### STATED PROBLEM
Recast the entries below as a Markdown table with two columns, "Row" for a running number and "Line" for the line itself. Skip blank lines and leave out the pictures.

### RECORDED INFORMATION
********************

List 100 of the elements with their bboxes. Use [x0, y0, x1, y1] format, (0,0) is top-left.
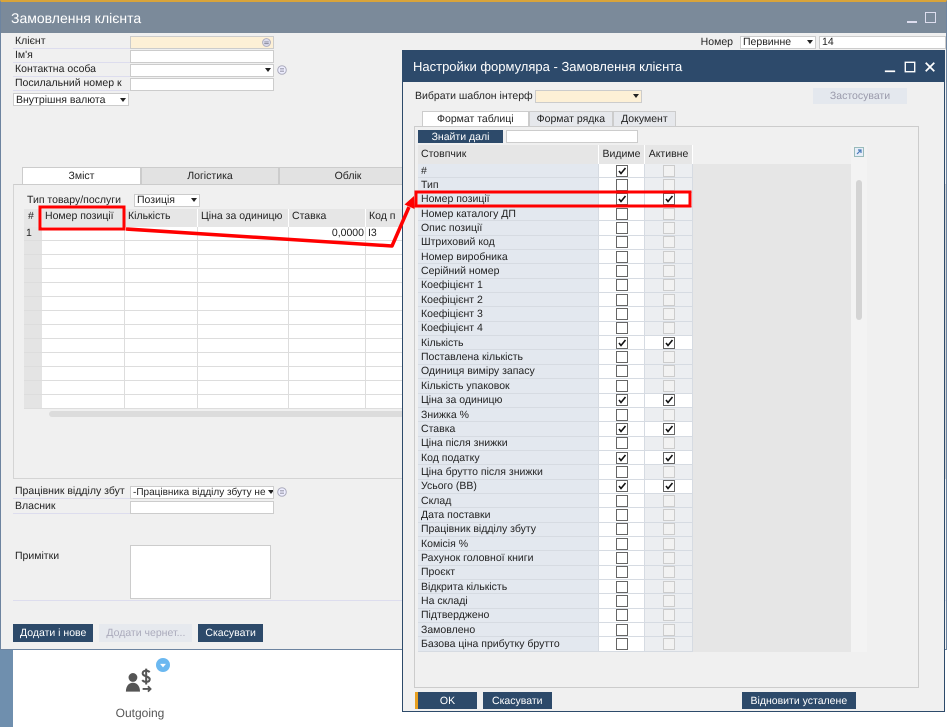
column-name: Ціна брутто після знижки [418, 465, 599, 480]
field-label: Працівник відділу збут [13, 485, 130, 499]
tab[interactable]: Формат таблиці [422, 111, 529, 126]
dialog-button[interactable]: OK [415, 692, 477, 709]
checkbox[interactable] [616, 179, 628, 192]
checkbox[interactable] [616, 452, 628, 464]
checkbox[interactable] [616, 437, 628, 450]
checkbox[interactable] [616, 208, 628, 220]
checkbox[interactable] [616, 265, 628, 278]
checkbox[interactable] [616, 308, 628, 320]
input-field[interactable] [130, 50, 274, 62]
checkbox[interactable] [616, 624, 628, 636]
column-header[interactable]: Видиме [599, 145, 645, 164]
column-name: На складі [418, 594, 599, 609]
column-name: Склад [418, 494, 599, 508]
column-name: Коефіцієнт 2 [418, 293, 599, 308]
tab[interactable]: Документ [613, 111, 676, 126]
checkbox[interactable] [662, 452, 674, 464]
tile-label[interactable]: Outgoing [116, 706, 164, 720]
currency-dropdown[interactable]: Внутрішня валюта [13, 93, 129, 106]
input-field[interactable] [130, 78, 274, 90]
checkbox[interactable] [616, 609, 628, 622]
scrollbar[interactable] [856, 180, 862, 320]
remarks-field[interactable] [130, 545, 271, 599]
checkbox[interactable] [616, 408, 628, 421]
caret-icon [265, 68, 271, 72]
lookup-icon[interactable] [262, 38, 271, 46]
checkbox[interactable] [616, 494, 628, 507]
tab[interactable]: Логістика [141, 167, 279, 184]
column-name: Коефіцієнт 1 [418, 278, 599, 294]
checkbox[interactable] [616, 322, 628, 334]
caret-icon [268, 490, 273, 494]
input-field[interactable] [130, 36, 274, 48]
checkbox[interactable] [616, 638, 628, 650]
checkbox[interactable] [616, 566, 628, 578]
column-header[interactable]: Активне [645, 145, 693, 164]
column-name: Знижка % [418, 408, 599, 422]
checkbox[interactable] [616, 480, 628, 492]
checkbox[interactable] [662, 394, 674, 406]
close-icon[interactable] [924, 60, 936, 72]
checkbox[interactable] [616, 279, 628, 292]
checkbox[interactable] [616, 164, 628, 177]
caret-icon [191, 198, 197, 202]
field-label: Власник [13, 500, 130, 514]
checkbox[interactable] [662, 480, 674, 492]
column-header[interactable]: Кількість [125, 209, 198, 227]
column-name: Ціна після знижки [418, 436, 599, 451]
checkbox[interactable] [662, 336, 674, 349]
find-next-button[interactable]: Знайти далі [418, 130, 503, 143]
action-button[interactable]: Додати і нове [13, 624, 94, 642]
checkbox[interactable] [616, 552, 628, 564]
action-button[interactable]: Скасувати [198, 624, 263, 642]
checkbox[interactable] [616, 351, 628, 364]
column-header[interactable]: Номер позиції [42, 209, 125, 227]
checkbox[interactable] [616, 508, 628, 521]
dialog-button[interactable]: Відновити усталене [742, 692, 856, 709]
checkbox[interactable] [616, 250, 628, 263]
sales-employee-dropdown[interactable]: -Працівника відділу збуту не [130, 486, 274, 498]
input-field[interactable] [130, 500, 274, 514]
checkbox[interactable] [616, 594, 628, 607]
checkbox[interactable] [616, 236, 628, 248]
column-name: Номер виробника [418, 250, 599, 264]
checkbox[interactable] [616, 394, 628, 406]
checkbox[interactable] [616, 193, 628, 206]
checkbox[interactable] [616, 538, 628, 550]
search-field[interactable] [506, 130, 638, 143]
checkbox[interactable] [662, 422, 674, 435]
field-label: Ім'я [13, 49, 130, 63]
column-name: Штриховий код [418, 236, 599, 250]
expand-icon[interactable] [854, 147, 864, 157]
tab[interactable]: Зміст [22, 167, 141, 184]
checkbox[interactable] [616, 365, 628, 378]
column-name: Коефіцієнт 3 [418, 307, 599, 322]
field-label: Посилальний номер к [13, 77, 130, 91]
column-name: Дата поставки [418, 508, 599, 523]
number-field[interactable]: 14 [819, 36, 946, 48]
checkbox[interactable] [616, 466, 628, 478]
checkbox[interactable] [616, 380, 628, 392]
column-header[interactable]: Ставка [289, 209, 366, 227]
input-field[interactable] [130, 64, 274, 76]
column-name: # [418, 164, 599, 178]
dialog-button[interactable]: Скасувати [483, 692, 552, 709]
column-name: Комісія % [418, 536, 599, 552]
caret-icon [120, 98, 126, 102]
series-dropdown[interactable]: Первинне [740, 36, 816, 48]
column-name: Одиниця виміру запасу [418, 364, 599, 380]
item-type-dropdown[interactable]: Позиція [134, 194, 200, 206]
column-header[interactable]: Ціна за одиницю [198, 209, 289, 227]
checkbox[interactable] [616, 294, 628, 306]
checkbox[interactable] [616, 222, 628, 234]
column-header[interactable]: Стовпчик [418, 145, 599, 164]
checkbox[interactable] [616, 422, 628, 435]
checkbox[interactable] [616, 336, 628, 349]
caret-icon [807, 40, 813, 44]
checkbox[interactable] [616, 523, 628, 536]
checkbox[interactable] [662, 193, 674, 206]
checkbox[interactable] [616, 580, 628, 593]
tab[interactable]: Формат рядка [528, 111, 614, 126]
column-name: Серійний номер [418, 264, 599, 279]
column-name: Номер каталогу ДП [418, 207, 599, 222]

********************

### PROBLEM SOLUTION
| Row | Line |
|---|---|
| 1 | List 100 of the elements with their bboxes. Use [x0, y0, x1, y1] format, (0,0) is top-left. |
| 2 | column-name: Ціна брутто після знижки [418, 465, 599, 480] |
| 3 | field-label: Працівник відділу збут [13, 485, 130, 499] |
| 4 | tab[interactable]: Формат таблиці [422, 111, 529, 126] |
| 5 | dialog-button[interactable]: OK [415, 692, 477, 709] |
| 6 | checkbox[interactable] [616, 179, 628, 192] |
| 7 | checkbox[interactable] [616, 452, 628, 464] |
| 8 | checkbox[interactable] [616, 437, 628, 450] |
| 9 | checkbox[interactable] [616, 208, 628, 220] |
| 10 | checkbox[interactable] [616, 265, 628, 278] |
| 11 | checkbox[interactable] [616, 308, 628, 320] |
| 12 | input-field[interactable] [130, 50, 274, 62] |
| 13 | checkbox[interactable] [616, 624, 628, 636] |
| 14 | column-header[interactable]: Видиме [599, 145, 645, 164] |
| 15 | column-name: На складі [418, 594, 599, 609] |
| 16 | column-name: Склад [418, 494, 599, 508] |
| 17 | column-name: Коефіцієнт 2 [418, 293, 599, 308] |
| 18 | tab[interactable]: Документ [613, 111, 676, 126] |
| 19 | checkbox[interactable] [662, 452, 674, 464] |
| 20 | tile-label[interactable]: Outgoing [116, 706, 164, 720] |
| 21 | currency-dropdown[interactable]: Внутрішня валюта [13, 93, 129, 106] |
| 22 | input-field[interactable] [130, 78, 274, 90] |
| 23 | checkbox[interactable] [616, 609, 628, 622] |
| 24 | scrollbar[interactable] [856, 180, 862, 320] |
| 25 | remarks-field[interactable] [130, 545, 271, 599] |
| 26 | checkbox[interactable] [616, 408, 628, 421] |
| 27 | caret-icon [265, 68, 271, 72] |
| 28 | lookup-icon[interactable] [262, 38, 271, 46] |
| 29 | checkbox[interactable] [616, 494, 628, 507] |
| 30 | tab[interactable]: Логістика [141, 167, 279, 184] |
| 31 | column-name: Коефіцієнт 1 [418, 278, 599, 294] |
| 32 | checkbox[interactable] [616, 322, 628, 334] |
| 33 | caret-icon [268, 490, 273, 494] |
| 34 | input-field[interactable] [130, 36, 274, 48] |
| 35 | checkbox[interactable] [616, 638, 628, 650] |
| 36 | checkbox[interactable] [616, 566, 628, 578] |
| 37 | column-header[interactable]: Активне [645, 145, 693, 164] |
| 38 | column-name: Знижка % [418, 408, 599, 422] |
| 39 | checkbox[interactable] [616, 480, 628, 492] |
| 40 | checkbox[interactable] [662, 394, 674, 406] |
| 41 | close-icon[interactable] [924, 60, 936, 72] |
| 42 | checkbox[interactable] [616, 279, 628, 292] |
| 43 | checkbox[interactable] [616, 164, 628, 177] |
| 44 | caret-icon [191, 198, 197, 202] |
| 45 | field-label: Власник [13, 500, 130, 514] |
| 46 | checkbox[interactable] [662, 480, 674, 492] |
| 47 | column-header[interactable]: Кількість [125, 209, 198, 227] |
| 48 | column-name: Ціна після знижки [418, 436, 599, 451] |
| 49 | checkbox[interactable] [662, 336, 674, 349] |
| 50 | find-next-button[interactable]: Знайти далі [418, 130, 503, 143] |
| 51 | action-button[interactable]: Додати і нове [13, 624, 94, 642] |
| 52 | checkbox[interactable] [616, 552, 628, 564] |
| 53 | action-button[interactable]: Скасувати [198, 624, 263, 642] |
| 54 | checkbox[interactable] [616, 351, 628, 364] |
| 55 | column-header[interactable]: Номер позиції [42, 209, 125, 227] |
| 56 | checkbox[interactable] [616, 508, 628, 521] |
| 57 | dialog-button[interactable]: Відновити усталене [742, 692, 856, 709] |
| 58 | checkbox[interactable] [616, 250, 628, 263] |
| 59 | sales-employee-dropdown[interactable]: -Працівника відділу збуту не [130, 486, 274, 498] |
| 60 | input-field[interactable] [130, 500, 274, 514] |
| 61 | checkbox[interactable] [616, 594, 628, 607] |
| 62 | checkbox[interactable] [616, 236, 628, 248] |
| 63 | column-name: Номер виробника [418, 250, 599, 264] |
| 64 | checkbox[interactable] [616, 394, 628, 406] |
| 65 | checkbox[interactable] [616, 193, 628, 206] |
| 66 | checkbox[interactable] [616, 538, 628, 550] |
| 67 | search-field[interactable] [506, 130, 638, 143] |
| 68 | checkbox[interactable] [662, 422, 674, 435] |
| 69 | field-label: Ім'я [13, 49, 130, 63] |
| 70 | column-name: Штриховий код [418, 236, 599, 250] |
| 71 | expand-icon[interactable] [854, 147, 864, 157] |
| 72 | tab[interactable]: Зміст [22, 167, 141, 184] |
| 73 | checkbox[interactable] [616, 365, 628, 378] |
| 74 | column-name: Коефіцієнт 3 [418, 307, 599, 322] |
| 75 | field-label: Посилальний номер к [13, 77, 130, 91] |
| 76 | column-name: Дата поставки [418, 508, 599, 523] |
| 77 | number-field[interactable]: 14 [819, 36, 946, 48] |
| 78 | checkbox[interactable] [616, 466, 628, 478] |
| 79 | checkbox[interactable] [616, 380, 628, 392] |
| 80 | column-header[interactable]: Ставка [289, 209, 366, 227] |
| 81 | input-field[interactable] [130, 64, 274, 76] |
| 82 | column-name: # [418, 164, 599, 178] |
| 83 | dialog-button[interactable]: Скасувати [483, 692, 552, 709] |
| 84 | column-name: Комісія % [418, 536, 599, 552] |
| 85 | caret-icon [120, 98, 126, 102] |
| 86 | series-dropdown[interactable]: Первинне [740, 36, 816, 48] |
| 87 | column-name: Одиниця виміру запасу [418, 364, 599, 380] |
| 88 | item-type-dropdown[interactable]: Позиція [134, 194, 200, 206] |
| 89 | column-header[interactable]: Ціна за одиницю [198, 209, 289, 227] |
| 90 | checkbox[interactable] [616, 294, 628, 306] |
| 91 | checkbox[interactable] [616, 222, 628, 234] |
| 92 | column-header[interactable]: Стовпчик [418, 145, 599, 164] |
| 93 | checkbox[interactable] [616, 422, 628, 435] |
| 94 | checkbox[interactable] [616, 336, 628, 349] |
| 95 | caret-icon [807, 40, 813, 44] |
| 96 | checkbox[interactable] [616, 523, 628, 536] |
| 97 | checkbox[interactable] [662, 193, 674, 206] |
| 98 | checkbox[interactable] [616, 580, 628, 593] |
| 99 | tab[interactable]: Формат рядка [528, 111, 614, 126] |
| 100 | column-name: Серійний номер [418, 264, 599, 279] |
| 101 | column-name: Номер каталогу ДП [418, 207, 599, 222] |